[TO DO]
Set down each entry exactly as given; pictures should not appear in the copy.

>> Begin

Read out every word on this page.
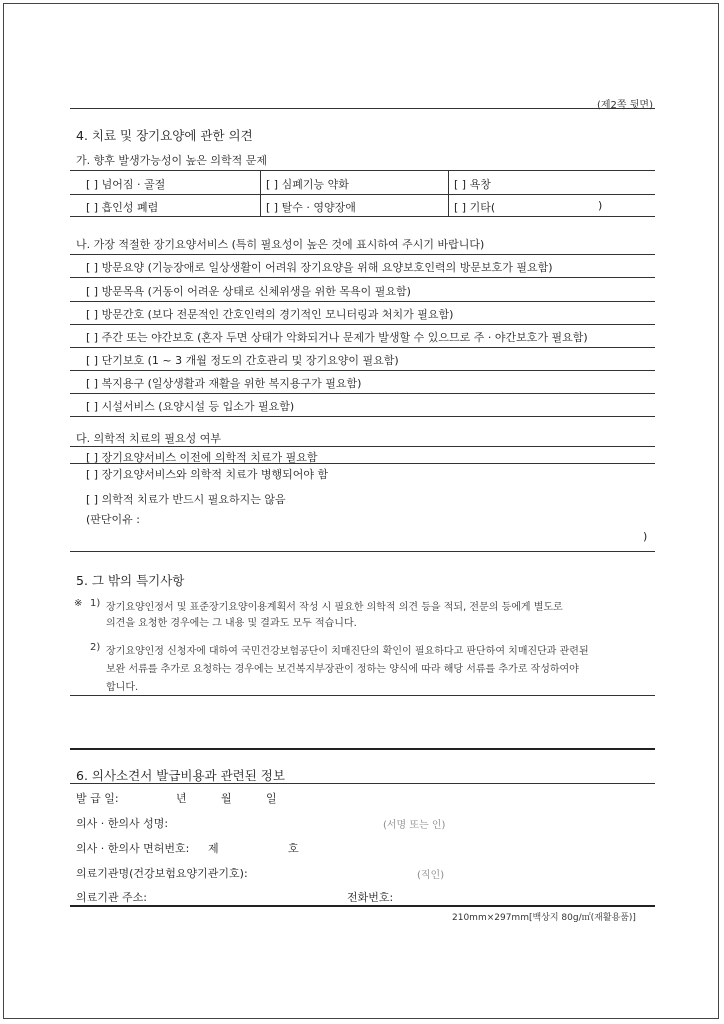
(제2쪽 뒷면)
4. 치료 및 장기요양에 관한 의견
가. 향후 발생가능성이 높은 의학적 문제
[ ] 넘어짐 · 골절	[ ] 심폐기능 약화	[ ] 욕창
[ ] 흡인성 폐렴	[ ] 탈수 · 영양장애	[ ] 기타(	)
나. 가장 적절한 장기요양서비스 (특히 필요성이 높은 것에 표시하여 주시기 바랍니다)
[ ] 방문요양 (기능장애로 일상생활이 어려워 장기요양을 위해 요양보호인력의 방문보호가 필요함)
[ ] 방문목욕 (거동이 어려운 상태로 신체위생을 위한 목욕이 필요함)
[ ] 방문간호 (보다 전문적인 간호인력의 경기적인 모니터링과 처치가 필요함)
[ ] 주간 또는 야간보호 (혼자 두면 상태가 악화되거나 문제가 발생할 수 있으므로 주 · 야간보호가 필요함)
[ ] 단기보호 (1 ~ 3 개월 정도의 간호관리 및 장기요양이 필요함)
[ ] 복지용구 (일상생활과 재활을 위한 복지용구가 필요함)
[ ] 시설서비스 (요양시설 등 입소가 필요함)
다. 의학적 치료의 필요성 여부
[ ] 장기요양서비스 이전에 의학적 치료가 필요함
[ ] 장기요양서비스와 의학적 치료가 병행되어야 함
[ ] 의학적 치료가 반드시 필요하지는 않음
(판단이유 :
)
5. 그 밖의 특기사항
※ 1) 장기요양인정서 및 표준장기요양이용계획서 작성 시 필요한 의학적 의견 등을 적되, 전문의 등에게 별도로
의견을 요청한 경우에는 그 내용 및 결과도 모두 적습니다.
2) 장기요양인정 신청자에 대하여 국민건강보험공단이 치매진단의 확인이 필요하다고 판단하여 치매진단과 관련된
보완 서류를 추가로 요청하는 경우에는 보건복지부장관이 정하는 양식에 따라 해당 서류를 추가로 작성하여야
합니다.
6. 의사소견서 발급비용과 관련된 정보
발 급 일:	년	월	일
의사 · 한의사 성명:	(서명 또는 인)
의사 · 한의사 면허번호: 제	호
의료기관명(건강보험요양기관기호):	(직인)
의료기관 주소:	전화번호:
210mm×297mm[백상지 80g/㎡(재활용품)]
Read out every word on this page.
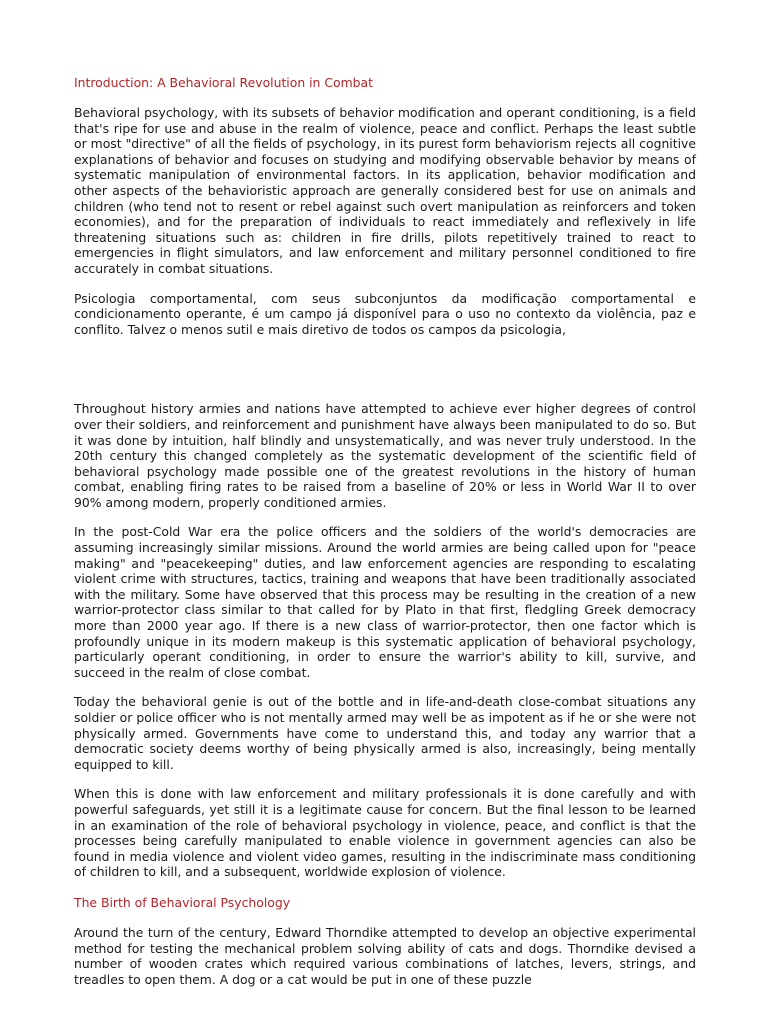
Introduction: A Behavioral Revolution in Combat

Behavioral psychology, with its subsets of behavior modification and operant conditioning, is a field that's ripe for use and abuse in the realm of violence, peace and conflict. Perhaps the least subtle or most "directive" of all the fields of psychology, in its purest form behaviorism rejects all cognitive explanations of behavior and focuses on studying and modifying observable behavior by means of systematic manipulation of environmental factors. In its application, behavior modification and other aspects of the behavioristic approach are generally considered best for use on animals and children (who tend not to resent or rebel against such overt manipulation as reinforcers and token economies), and for the preparation of individuals to react immediately and reflexively in life threatening situations such as: children in fire drills, pilots repetitively trained to react to emergencies in flight simulators, and law enforcement and military personnel conditioned to fire accurately in combat situations.

Psicologia comportamental, com seus subconjuntos da modificação comportamental e condicionamento operante, é um campo já disponível para o uso no contexto da violência, paz e conflito. Talvez o menos sutil e mais diretivo de todos os campos da psicologia,

Throughout history armies and nations have attempted to achieve ever higher degrees of control over their soldiers, and reinforcement and punishment have always been manipulated to do so. But it was done by intuition, half blindly and unsystematically, and was never truly understood. In the 20th century this changed completely as the systematic development of the scientific field of behavioral psychology made possible one of the greatest revolutions in the history of human combat, enabling firing rates to be raised from a baseline of 20% or less in World War II to over 90% among modern, properly conditioned armies.

In the post-Cold War era the police officers and the soldiers of the world's democracies are assuming increasingly similar missions. Around the world armies are being called upon for "peace making" and "peacekeeping" duties, and law enforcement agencies are responding to escalating violent crime with structures, tactics, training and weapons that have been traditionally associated with the military. Some have observed that this process may be resulting in the creation of a new warrior-protector class similar to that called for by Plato in that first, fledgling Greek democracy more than 2000 year ago. If there is a new class of warrior-protector, then one factor which is profoundly unique in its modern makeup is this systematic application of behavioral psychology, particularly operant conditioning, in order to ensure the warrior's ability to kill, survive, and succeed in the realm of close combat.

Today the behavioral genie is out of the bottle and in life-and-death close-combat situations any soldier or police officer who is not mentally armed may well be as impotent as if he or she were not physically armed. Governments have come to understand this, and today any warrior that a democratic society deems worthy of being physically armed is also, increasingly, being mentally equipped to kill.

When this is done with law enforcement and military professionals it is done carefully and with powerful safeguards, yet still it is a legitimate cause for concern. But the final lesson to be learned in an examination of the role of behavioral psychology in violence, peace, and conflict is that the processes being carefully manipulated to enable violence in government agencies can also be found in media violence and violent video games, resulting in the indiscriminate mass conditioning of children to kill, and a subsequent, worldwide explosion of violence.

The Birth of Behavioral Psychology

Around the turn of the century, Edward Thorndike attempted to develop an objective experimental method for testing the mechanical problem solving ability of cats and dogs. Thorndike devised a number of wooden crates which required various combinations of latches, levers, strings, and treadles to open them. A dog or a cat would be put in one of these puzzle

>> End

[RIGHT ANSWER]
Read out every word on this page.
(제2쪽 뒷면)
4. 치료 및 장기요양에 관한 의견
가. 향후 발생가능성이 높은 의학적 문제
[ ] 넘어짐 · 골절	[ ] 심폐기능 약화	[ ] 욕창
[ ] 흡인성 폐렴	[ ] 탈수 · 영양장애	[ ] 기타(	)
나. 가장 적절한 장기요양서비스 (특히 필요성이 높은 것에 표시하여 주시기 바랍니다)
[ ] 방문요양 (기능장애로 일상생활이 어려워 장기요양을 위해 요양보호인력의 방문보호가 필요함)
[ ] 방문목욕 (거동이 어려운 상태로 신체위생을 위한 목욕이 필요함)
[ ] 방문간호 (보다 전문적인 간호인력의 경기적인 모니터링과 처치가 필요함)
[ ] 주간 또는 야간보호 (혼자 두면 상태가 악화되거나 문제가 발생할 수 있으므로 주 · 야간보호가 필요함)
[ ] 단기보호 (1 ~ 3 개월 정도의 간호관리 및 장기요양이 필요함)
[ ] 복지용구 (일상생활과 재활을 위한 복지용구가 필요함)
[ ] 시설서비스 (요양시설 등 입소가 필요함)
다. 의학적 치료의 필요성 여부
[ ] 장기요양서비스 이전에 의학적 치료가 필요함
[ ] 장기요양서비스와 의학적 치료가 병행되어야 함
[ ] 의학적 치료가 반드시 필요하지는 않음
(판단이유 :
)
5. 그 밖의 특기사항
※ 1) 장기요양인정서 및 표준장기요양이용계획서 작성 시 필요한 의학적 의견 등을 적되, 전문의 등에게 별도로
의견을 요청한 경우에는 그 내용 및 결과도 모두 적습니다.
2) 장기요양인정 신청자에 대하여 국민건강보험공단이 치매진단의 확인이 필요하다고 판단하여 치매진단과 관련된
보완 서류를 추가로 요청하는 경우에는 보건복지부장관이 정하는 양식에 따라 해당 서류를 추가로 작성하여야
합니다.
6. 의사소견서 발급비용과 관련된 정보
발 급 일:	년	월	일
의사 · 한의사 성명:	(서명 또는 인)
의사 · 한의사 면허번호: 제	호
의료기관명(건강보험요양기관기호):	(직인)
의료기관 주소:	전화번호:
210mm×297mm[백상지 80g/㎡(재활용품)]
Read out every word on this page.
Introduction: A Behavioral Revolution in Combat

Behavioral psychology, with its subsets of behavior modification and operant conditioning, is a field that's ripe for use and abuse in the realm of violence, peace and conflict. Perhaps the least subtle or most "directive" of all the fields of psychology, in its purest form behaviorism rejects all cognitive explanations of behavior and focuses on studying and modifying observable behavior by means of systematic manipulation of environmental factors. In its application, behavior modification and other aspects of the behavioristic approach are generally considered best for use on animals and children (who tend not to resent or rebel against such overt manipulation as reinforcers and token economies), and for the preparation of individuals to react immediately and reflexively in life threatening situations such as: children in fire drills, pilots repetitively trained to react to emergencies in flight simulators, and law enforcement and military personnel conditioned to fire accurately in combat situations.

Psicologia comportamental, com seus subconjuntos da modificação comportamental e condicionamento operante, é um campo já disponível para o uso no contexto da violência, paz e conflito. Talvez o menos sutil e mais diretivo de todos os campos da psicologia,

Throughout history armies and nations have attempted to achieve ever higher degrees of control over their soldiers, and reinforcement and punishment have always been manipulated to do so. But it was done by intuition, half blindly and unsystematically, and was never truly understood. In the 20th century this changed completely as the systematic development of the scientific field of behavioral psychology made possible one of the greatest revolutions in the history of human combat, enabling firing rates to be raised from a baseline of 20% or less in World War II to over 90% among modern, properly conditioned armies.

In the post-Cold War era the police officers and the soldiers of the world's democracies are assuming increasingly similar missions. Around the world armies are being called upon for "peace making" and "peacekeeping" duties, and law enforcement agencies are responding to escalating violent crime with structures, tactics, training and weapons that have been traditionally associated with the military. Some have observed that this process may be resulting in the creation of a new warrior-protector class similar to that called for by Plato in that first, fledgling Greek democracy more than 2000 year ago. If there is a new class of warrior-protector, then one factor which is profoundly unique in its modern makeup is this systematic application of behavioral psychology, particularly operant conditioning, in order to ensure the warrior's ability to kill, survive, and succeed in the realm of close combat.

Today the behavioral genie is out of the bottle and in life-and-death close-combat situations any soldier or police officer who is not mentally armed may well be as impotent as if he or she were not physically armed. Governments have come to understand this, and today any warrior that a democratic society deems worthy of being physically armed is also, increasingly, being mentally equipped to kill.

When this is done with law enforcement and military professionals it is done carefully and with powerful safeguards, yet still it is a legitimate cause for concern. But the final lesson to be learned in an examination of the role of behavioral psychology in violence, peace, and conflict is that the processes being carefully manipulated to enable violence in government agencies can also be found in media violence and violent video games, resulting in the indiscriminate mass conditioning of children to kill, and a subsequent, worldwide explosion of violence.

The Birth of Behavioral Psychology

Around the turn of the century, Edward Thorndike attempted to develop an objective experimental method for testing the mechanical problem solving ability of cats and dogs. Thorndike devised a number of wooden crates which required various combinations of latches, levers, strings, and treadles to open them. A dog or a cat would be put in one of these puzzle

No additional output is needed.